- **Record excerpts**
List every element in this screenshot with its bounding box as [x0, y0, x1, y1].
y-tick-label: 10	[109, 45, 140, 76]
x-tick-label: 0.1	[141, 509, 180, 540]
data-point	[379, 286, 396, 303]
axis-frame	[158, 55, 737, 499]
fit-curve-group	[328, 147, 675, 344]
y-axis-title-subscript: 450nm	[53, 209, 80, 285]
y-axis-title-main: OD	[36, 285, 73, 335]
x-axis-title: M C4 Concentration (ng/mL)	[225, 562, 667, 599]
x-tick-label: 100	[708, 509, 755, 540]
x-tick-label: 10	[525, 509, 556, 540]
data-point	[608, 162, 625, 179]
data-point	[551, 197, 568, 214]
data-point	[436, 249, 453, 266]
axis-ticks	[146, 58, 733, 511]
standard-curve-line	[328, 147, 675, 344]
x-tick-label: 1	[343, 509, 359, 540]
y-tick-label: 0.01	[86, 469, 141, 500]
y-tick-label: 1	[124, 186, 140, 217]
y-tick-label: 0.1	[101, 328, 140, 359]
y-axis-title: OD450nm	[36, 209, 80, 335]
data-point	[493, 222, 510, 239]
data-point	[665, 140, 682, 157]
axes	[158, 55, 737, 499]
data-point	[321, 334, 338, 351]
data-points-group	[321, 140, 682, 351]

- **Brief**
Lay out every line of the data above as a Markdown table with two columns, Row and Line, numbering the lines in order and leaving out any blank lines.

- **Solution for this problem**
| Row | Line |
|---|---|
| 1 | List every element in this screenshot with its bounding box as [x0, y0, x1, y1]. |
| 2 | y-tick-label: 10	[109, 45, 140, 76] |
| 3 | x-tick-label: 0.1	[141, 509, 180, 540] |
| 4 | data-point	[379, 286, 396, 303] |
| 5 | axis-frame	[158, 55, 737, 499] |
| 6 | fit-curve-group	[328, 147, 675, 344] |
| 7 | y-axis-title-subscript: 450nm	[53, 209, 80, 285] |
| 8 | y-axis-title-main: OD	[36, 285, 73, 335] |
| 9 | x-axis-title: M C4 Concentration (ng/mL)	[225, 562, 667, 599] |
| 10 | x-tick-label: 100	[708, 509, 755, 540] |
| 11 | x-tick-label: 10	[525, 509, 556, 540] |
| 12 | data-point	[608, 162, 625, 179] |
| 13 | data-point	[551, 197, 568, 214] |
| 14 | data-point	[436, 249, 453, 266] |
| 15 | axis-ticks	[146, 58, 733, 511] |
| 16 | standard-curve-line	[328, 147, 675, 344] |
| 17 | x-tick-label: 1	[343, 509, 359, 540] |
| 18 | y-tick-label: 0.01	[86, 469, 141, 500] |
| 19 | y-tick-label: 1	[124, 186, 140, 217] |
| 20 | y-tick-label: 0.1	[101, 328, 140, 359] |
| 21 | y-axis-title: OD450nm	[36, 209, 80, 335] |
| 22 | data-point	[493, 222, 510, 239] |
| 23 | data-point	[665, 140, 682, 157] |
| 24 | axes	[158, 55, 737, 499] |
| 25 | data-point	[321, 334, 338, 351] |
| 26 | data-points-group	[321, 140, 682, 351] |